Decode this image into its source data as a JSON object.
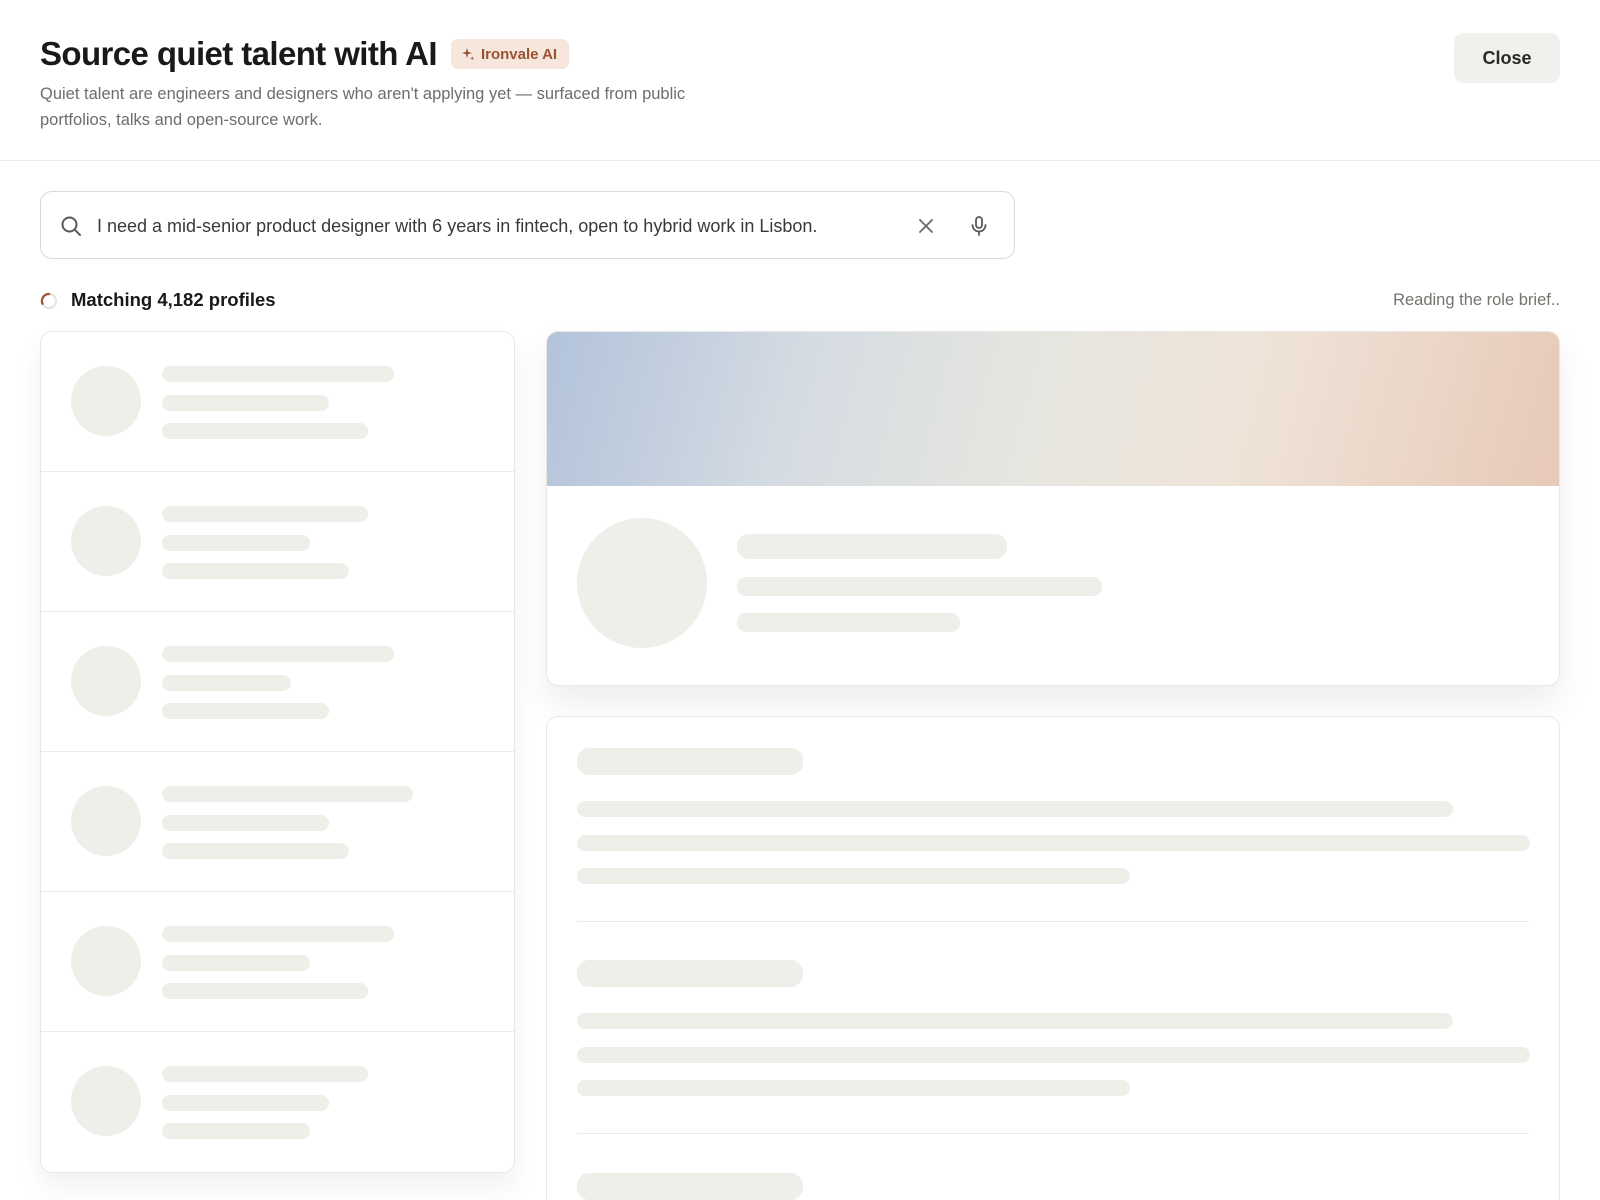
{
  "header": {
    "title": "Source quiet talent with AI",
    "badge": {
      "icon": "sparkle-icon",
      "label": "Ironvale AI"
    },
    "subtitle": "Quiet talent are engineers and designers who aren't applying yet — surfaced from public portfolios, talks and open-source work.",
    "close_label": "Close"
  },
  "search": {
    "value": "I need a mid-senior product designer with 6 years in fintech, open to hybrid work in Lisbon.",
    "icons": [
      "search-icon",
      "clear-icon",
      "microphone-icon"
    ]
  },
  "status": {
    "label": "Matching 4,182 profiles",
    "progress_text": "Reading the role brief.."
  },
  "colors": {
    "accent": "#9a5232",
    "badge_bg": "#f6e6dc",
    "skeleton": "#efeee9",
    "text": "#1a1917",
    "muted": "#6f6d68"
  }
}
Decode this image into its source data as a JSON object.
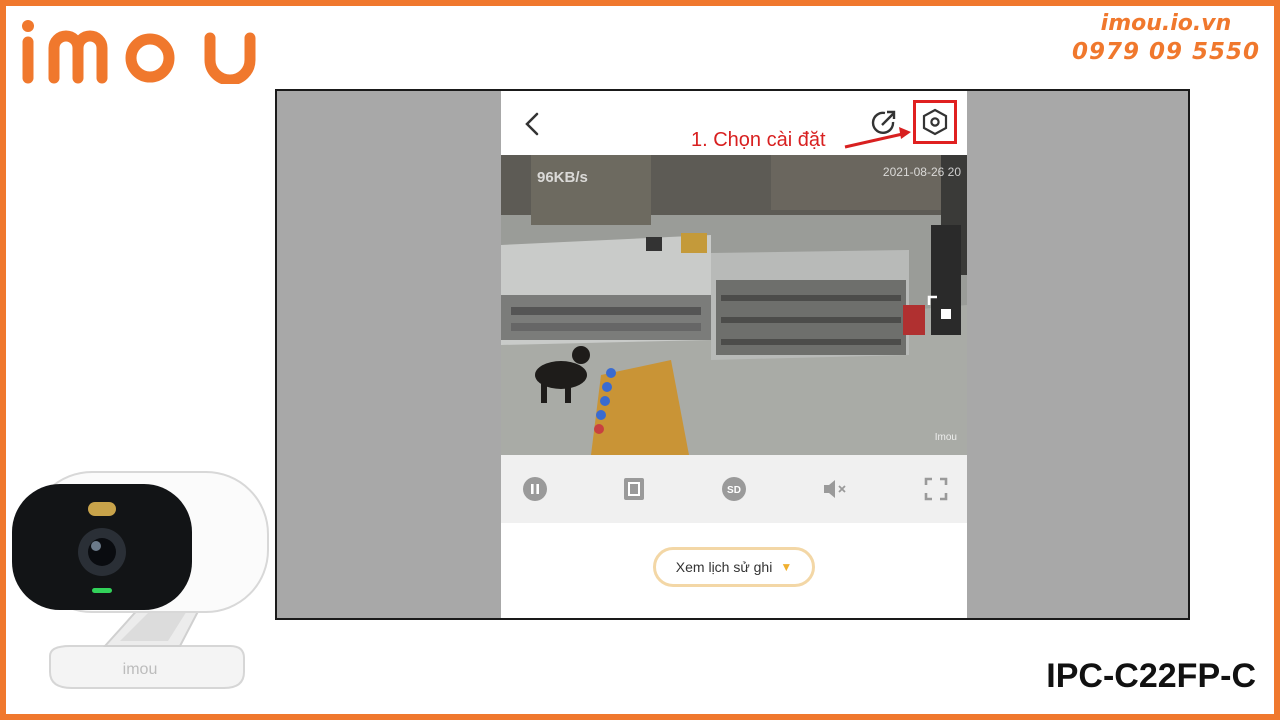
{
  "brand": {
    "logo_text": "imou",
    "url": "imou.io.vn",
    "phone": "0979 09 5550",
    "model": "IPC-C22FP-C",
    "accent": "#f0782d"
  },
  "app": {
    "annotation": "1. Chọn cài đặt",
    "annotation_color": "#d82020",
    "video": {
      "bitrate": "96KB/s",
      "timestamp": "2021-08-26 20",
      "watermark": "Imou"
    },
    "controls": [
      {
        "name": "pause-icon"
      },
      {
        "name": "screenshot-icon"
      },
      {
        "name": "sd-quality-icon",
        "label": "SD"
      },
      {
        "name": "mute-icon"
      },
      {
        "name": "fullscreen-icon"
      }
    ],
    "history_button": "Xem lịch sử ghi"
  }
}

============================================================

To do: Repeat all of the entries word for word, but omit the pictures.

Finished exercise:
Decode this image into its source data as a JSON object.
{
  "header": {
    "title": "Source quiet talent with AI",
    "badge": {
      "icon": "sparkle-icon",
      "label": "Ironvale AI"
    },
    "subtitle": "Quiet talent are engineers and designers who aren't applying yet — surfaced from public portfolios, talks and open-source work.",
    "close_label": "Close"
  },
  "search": {
    "value": "I need a mid-senior product designer with 6 years in fintech, open to hybrid work in Lisbon.",
    "icons": [
      "search-icon",
      "clear-icon",
      "microphone-icon"
    ]
  },
  "status": {
    "label": "Matching 4,182 profiles",
    "progress_text": "Reading the role brief.."
  },
  "colors": {
    "accent": "#9a5232",
    "badge_bg": "#f6e6dc",
    "skeleton": "#efeee9",
    "text": "#1a1917",
    "muted": "#6f6d68"
  }
}
Decode this image into its source data as a JSON object.
{
  "brand": {
    "logo_text": "imou",
    "url": "imou.io.vn",
    "phone": "0979 09 5550",
    "model": "IPC-C22FP-C",
    "accent": "#f0782d"
  },
  "app": {
    "annotation": "1. Chọn cài đặt",
    "annotation_color": "#d82020",
    "video": {
      "bitrate": "96KB/s",
      "timestamp": "2021-08-26 20",
      "watermark": "Imou"
    },
    "controls": [
      {
        "name": "pause-icon"
      },
      {
        "name": "screenshot-icon"
      },
      {
        "name": "sd-quality-icon",
        "label": "SD"
      },
      {
        "name": "mute-icon"
      },
      {
        "name": "fullscreen-icon"
      }
    ],
    "history_button": "Xem lịch sử ghi"
  }
}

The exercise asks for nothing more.